WHAT TO PRODUCE
Only a number is wanted. Count the lines holding the string "text".

EXTRACTED DATA
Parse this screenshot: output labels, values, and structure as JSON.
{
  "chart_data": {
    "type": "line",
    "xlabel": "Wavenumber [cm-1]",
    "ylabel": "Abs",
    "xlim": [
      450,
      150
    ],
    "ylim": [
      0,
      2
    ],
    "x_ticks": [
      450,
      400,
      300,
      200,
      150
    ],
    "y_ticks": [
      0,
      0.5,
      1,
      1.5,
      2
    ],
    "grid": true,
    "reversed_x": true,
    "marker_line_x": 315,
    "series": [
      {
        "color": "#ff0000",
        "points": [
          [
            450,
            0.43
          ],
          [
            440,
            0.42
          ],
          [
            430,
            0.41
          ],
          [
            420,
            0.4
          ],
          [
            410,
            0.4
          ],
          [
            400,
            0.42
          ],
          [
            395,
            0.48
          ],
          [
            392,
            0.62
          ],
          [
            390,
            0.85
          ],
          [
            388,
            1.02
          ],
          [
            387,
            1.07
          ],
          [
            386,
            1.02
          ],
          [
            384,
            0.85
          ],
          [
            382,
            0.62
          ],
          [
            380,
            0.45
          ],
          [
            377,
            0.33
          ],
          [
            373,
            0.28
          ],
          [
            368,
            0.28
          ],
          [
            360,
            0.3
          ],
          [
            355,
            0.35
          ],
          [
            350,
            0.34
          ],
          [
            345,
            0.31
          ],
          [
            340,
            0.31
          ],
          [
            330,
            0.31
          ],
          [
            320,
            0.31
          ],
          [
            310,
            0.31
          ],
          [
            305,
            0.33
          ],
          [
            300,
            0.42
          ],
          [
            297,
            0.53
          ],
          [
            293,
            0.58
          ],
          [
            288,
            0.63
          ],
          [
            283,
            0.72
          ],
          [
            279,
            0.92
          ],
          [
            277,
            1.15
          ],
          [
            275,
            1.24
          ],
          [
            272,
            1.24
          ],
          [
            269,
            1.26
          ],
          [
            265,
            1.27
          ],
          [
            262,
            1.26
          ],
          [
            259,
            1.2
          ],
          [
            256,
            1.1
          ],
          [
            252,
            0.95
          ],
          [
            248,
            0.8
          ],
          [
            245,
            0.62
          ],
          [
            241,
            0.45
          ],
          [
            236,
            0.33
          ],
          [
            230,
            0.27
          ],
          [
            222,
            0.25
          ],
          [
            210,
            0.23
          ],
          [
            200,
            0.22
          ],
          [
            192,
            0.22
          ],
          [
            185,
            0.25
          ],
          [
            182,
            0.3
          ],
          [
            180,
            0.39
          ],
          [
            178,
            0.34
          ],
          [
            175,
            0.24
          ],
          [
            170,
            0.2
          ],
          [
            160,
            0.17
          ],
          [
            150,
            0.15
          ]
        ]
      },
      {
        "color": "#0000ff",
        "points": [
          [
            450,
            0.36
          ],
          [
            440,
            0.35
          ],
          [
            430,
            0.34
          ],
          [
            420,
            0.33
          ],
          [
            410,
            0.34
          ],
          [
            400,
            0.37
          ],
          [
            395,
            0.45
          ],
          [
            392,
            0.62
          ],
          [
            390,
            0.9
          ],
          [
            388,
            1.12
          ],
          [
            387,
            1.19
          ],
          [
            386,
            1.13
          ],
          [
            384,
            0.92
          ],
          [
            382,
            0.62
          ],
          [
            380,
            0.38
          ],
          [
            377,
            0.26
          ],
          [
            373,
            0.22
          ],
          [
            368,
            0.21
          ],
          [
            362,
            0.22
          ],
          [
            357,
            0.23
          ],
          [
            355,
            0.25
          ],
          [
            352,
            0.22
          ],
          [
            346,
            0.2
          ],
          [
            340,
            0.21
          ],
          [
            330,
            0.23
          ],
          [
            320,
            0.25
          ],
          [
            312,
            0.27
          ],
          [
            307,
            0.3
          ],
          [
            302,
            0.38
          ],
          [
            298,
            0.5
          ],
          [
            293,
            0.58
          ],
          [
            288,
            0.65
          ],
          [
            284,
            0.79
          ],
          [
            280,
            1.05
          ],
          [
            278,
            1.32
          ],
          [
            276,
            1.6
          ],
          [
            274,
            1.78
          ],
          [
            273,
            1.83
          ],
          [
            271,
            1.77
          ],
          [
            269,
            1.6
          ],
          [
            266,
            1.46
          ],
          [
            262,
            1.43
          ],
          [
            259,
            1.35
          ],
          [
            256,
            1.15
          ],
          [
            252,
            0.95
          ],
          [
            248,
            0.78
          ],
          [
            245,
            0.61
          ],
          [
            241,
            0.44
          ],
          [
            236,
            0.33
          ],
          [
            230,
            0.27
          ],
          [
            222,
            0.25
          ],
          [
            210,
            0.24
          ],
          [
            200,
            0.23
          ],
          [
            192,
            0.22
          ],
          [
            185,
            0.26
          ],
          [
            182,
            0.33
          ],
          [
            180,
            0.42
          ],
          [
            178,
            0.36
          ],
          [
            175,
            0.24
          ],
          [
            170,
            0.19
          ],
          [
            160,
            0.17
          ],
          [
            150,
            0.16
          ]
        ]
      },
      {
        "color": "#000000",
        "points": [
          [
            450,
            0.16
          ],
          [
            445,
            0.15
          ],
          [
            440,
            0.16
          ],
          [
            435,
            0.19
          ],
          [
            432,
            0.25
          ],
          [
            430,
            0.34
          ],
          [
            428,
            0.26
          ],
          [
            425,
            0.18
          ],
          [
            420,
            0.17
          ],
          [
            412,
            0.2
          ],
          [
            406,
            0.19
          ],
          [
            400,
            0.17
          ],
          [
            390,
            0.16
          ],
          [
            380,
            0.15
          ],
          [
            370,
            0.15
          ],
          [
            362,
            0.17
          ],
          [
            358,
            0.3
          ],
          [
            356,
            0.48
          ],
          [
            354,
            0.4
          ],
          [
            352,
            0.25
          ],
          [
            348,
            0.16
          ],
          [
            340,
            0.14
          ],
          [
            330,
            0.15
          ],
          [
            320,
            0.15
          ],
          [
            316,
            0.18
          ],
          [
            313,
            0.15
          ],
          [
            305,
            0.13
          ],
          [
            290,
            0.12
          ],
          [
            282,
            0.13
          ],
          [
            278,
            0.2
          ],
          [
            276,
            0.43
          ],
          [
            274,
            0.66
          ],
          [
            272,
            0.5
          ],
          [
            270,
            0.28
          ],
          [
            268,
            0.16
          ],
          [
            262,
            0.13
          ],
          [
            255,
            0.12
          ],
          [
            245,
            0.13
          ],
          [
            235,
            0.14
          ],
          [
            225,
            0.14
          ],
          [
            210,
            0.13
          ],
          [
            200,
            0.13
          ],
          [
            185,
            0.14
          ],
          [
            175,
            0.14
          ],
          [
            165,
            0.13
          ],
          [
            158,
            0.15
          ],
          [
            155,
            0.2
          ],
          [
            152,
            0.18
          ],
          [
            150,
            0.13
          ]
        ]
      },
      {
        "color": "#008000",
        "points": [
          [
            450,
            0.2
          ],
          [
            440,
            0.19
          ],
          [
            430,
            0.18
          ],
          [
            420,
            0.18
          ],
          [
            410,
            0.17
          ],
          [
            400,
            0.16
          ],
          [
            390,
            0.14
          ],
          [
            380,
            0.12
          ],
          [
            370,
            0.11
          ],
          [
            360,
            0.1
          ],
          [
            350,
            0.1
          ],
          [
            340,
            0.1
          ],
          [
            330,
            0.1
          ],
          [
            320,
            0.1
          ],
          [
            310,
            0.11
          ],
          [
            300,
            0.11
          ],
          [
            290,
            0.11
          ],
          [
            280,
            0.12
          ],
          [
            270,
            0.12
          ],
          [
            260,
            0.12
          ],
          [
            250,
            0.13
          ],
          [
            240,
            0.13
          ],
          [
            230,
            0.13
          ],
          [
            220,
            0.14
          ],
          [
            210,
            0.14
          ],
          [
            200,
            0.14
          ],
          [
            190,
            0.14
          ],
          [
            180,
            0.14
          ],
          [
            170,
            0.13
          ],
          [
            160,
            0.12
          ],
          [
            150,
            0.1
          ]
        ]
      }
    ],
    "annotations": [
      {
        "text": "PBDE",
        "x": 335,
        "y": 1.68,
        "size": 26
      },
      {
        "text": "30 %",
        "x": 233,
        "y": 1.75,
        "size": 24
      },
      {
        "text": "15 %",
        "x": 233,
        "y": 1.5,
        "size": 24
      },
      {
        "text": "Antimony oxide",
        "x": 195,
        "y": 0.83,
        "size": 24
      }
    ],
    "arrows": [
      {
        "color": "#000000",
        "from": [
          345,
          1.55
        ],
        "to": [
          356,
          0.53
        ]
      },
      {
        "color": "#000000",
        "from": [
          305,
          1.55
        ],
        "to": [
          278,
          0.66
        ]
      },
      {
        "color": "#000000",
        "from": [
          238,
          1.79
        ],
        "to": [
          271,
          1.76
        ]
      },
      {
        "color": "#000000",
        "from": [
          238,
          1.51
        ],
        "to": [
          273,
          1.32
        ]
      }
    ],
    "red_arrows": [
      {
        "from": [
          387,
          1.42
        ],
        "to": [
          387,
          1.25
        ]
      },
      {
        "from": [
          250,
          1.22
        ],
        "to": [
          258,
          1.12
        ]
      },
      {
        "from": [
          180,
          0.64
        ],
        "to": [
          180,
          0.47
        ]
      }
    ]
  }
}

WORKED SOLUTION
4